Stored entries

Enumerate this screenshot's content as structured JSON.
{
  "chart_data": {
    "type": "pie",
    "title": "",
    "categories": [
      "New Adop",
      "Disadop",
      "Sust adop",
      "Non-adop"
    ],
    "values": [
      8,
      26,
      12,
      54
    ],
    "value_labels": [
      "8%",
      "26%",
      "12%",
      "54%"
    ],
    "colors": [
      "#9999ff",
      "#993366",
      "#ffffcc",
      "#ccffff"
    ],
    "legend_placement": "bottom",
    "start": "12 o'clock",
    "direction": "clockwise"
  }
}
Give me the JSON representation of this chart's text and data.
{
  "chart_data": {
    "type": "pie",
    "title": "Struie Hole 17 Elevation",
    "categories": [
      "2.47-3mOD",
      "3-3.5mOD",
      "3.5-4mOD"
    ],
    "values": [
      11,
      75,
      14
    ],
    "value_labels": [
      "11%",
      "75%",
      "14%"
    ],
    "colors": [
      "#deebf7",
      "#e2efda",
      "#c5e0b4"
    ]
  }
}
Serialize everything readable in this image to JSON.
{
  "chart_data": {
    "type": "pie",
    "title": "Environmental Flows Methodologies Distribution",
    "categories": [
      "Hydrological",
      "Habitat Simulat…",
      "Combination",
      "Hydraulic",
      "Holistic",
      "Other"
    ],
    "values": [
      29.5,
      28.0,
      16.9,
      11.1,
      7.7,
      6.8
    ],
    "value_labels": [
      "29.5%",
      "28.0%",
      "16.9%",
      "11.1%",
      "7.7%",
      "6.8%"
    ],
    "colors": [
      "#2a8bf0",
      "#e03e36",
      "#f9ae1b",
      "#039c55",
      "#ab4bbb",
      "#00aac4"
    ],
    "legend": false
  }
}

> [To do]
Copy out each line exactly.

> [Worked solution]
Enumerate this screenshot's content as structured JSON.
{
  "chart_data": {
    "type": "pie",
    "title": "",
    "categories": [
      "New Adop",
      "Disadop",
      "Sust adop",
      "Non-adop"
    ],
    "values": [
      8,
      26,
      12,
      54
    ],
    "value_labels": [
      "8%",
      "26%",
      "12%",
      "54%"
    ],
    "colors": [
      "#9999ff",
      "#993366",
      "#ffffcc",
      "#ccffff"
    ],
    "legend_placement": "bottom",
    "start": "12 o'clock",
    "direction": "clockwise"
  }
}
Give me the JSON representation of this chart's text and data.
{
  "chart_data": {
    "type": "pie",
    "title": "Struie Hole 17 Elevation",
    "categories": [
      "2.47-3mOD",
      "3-3.5mOD",
      "3.5-4mOD"
    ],
    "values": [
      11,
      75,
      14
    ],
    "value_labels": [
      "11%",
      "75%",
      "14%"
    ],
    "colors": [
      "#deebf7",
      "#e2efda",
      "#c5e0b4"
    ]
  }
}
Serialize everything readable in this image to JSON.
{
  "chart_data": {
    "type": "pie",
    "title": "Environmental Flows Methodologies Distribution",
    "categories": [
      "Hydrological",
      "Habitat Simulat…",
      "Combination",
      "Hydraulic",
      "Holistic",
      "Other"
    ],
    "values": [
      29.5,
      28.0,
      16.9,
      11.1,
      7.7,
      6.8
    ],
    "value_labels": [
      "29.5%",
      "28.0%",
      "16.9%",
      "11.1%",
      "7.7%",
      "6.8%"
    ],
    "colors": [
      "#2a8bf0",
      "#e03e36",
      "#f9ae1b",
      "#039c55",
      "#ab4bbb",
      "#00aac4"
    ],
    "legend": false
  }
}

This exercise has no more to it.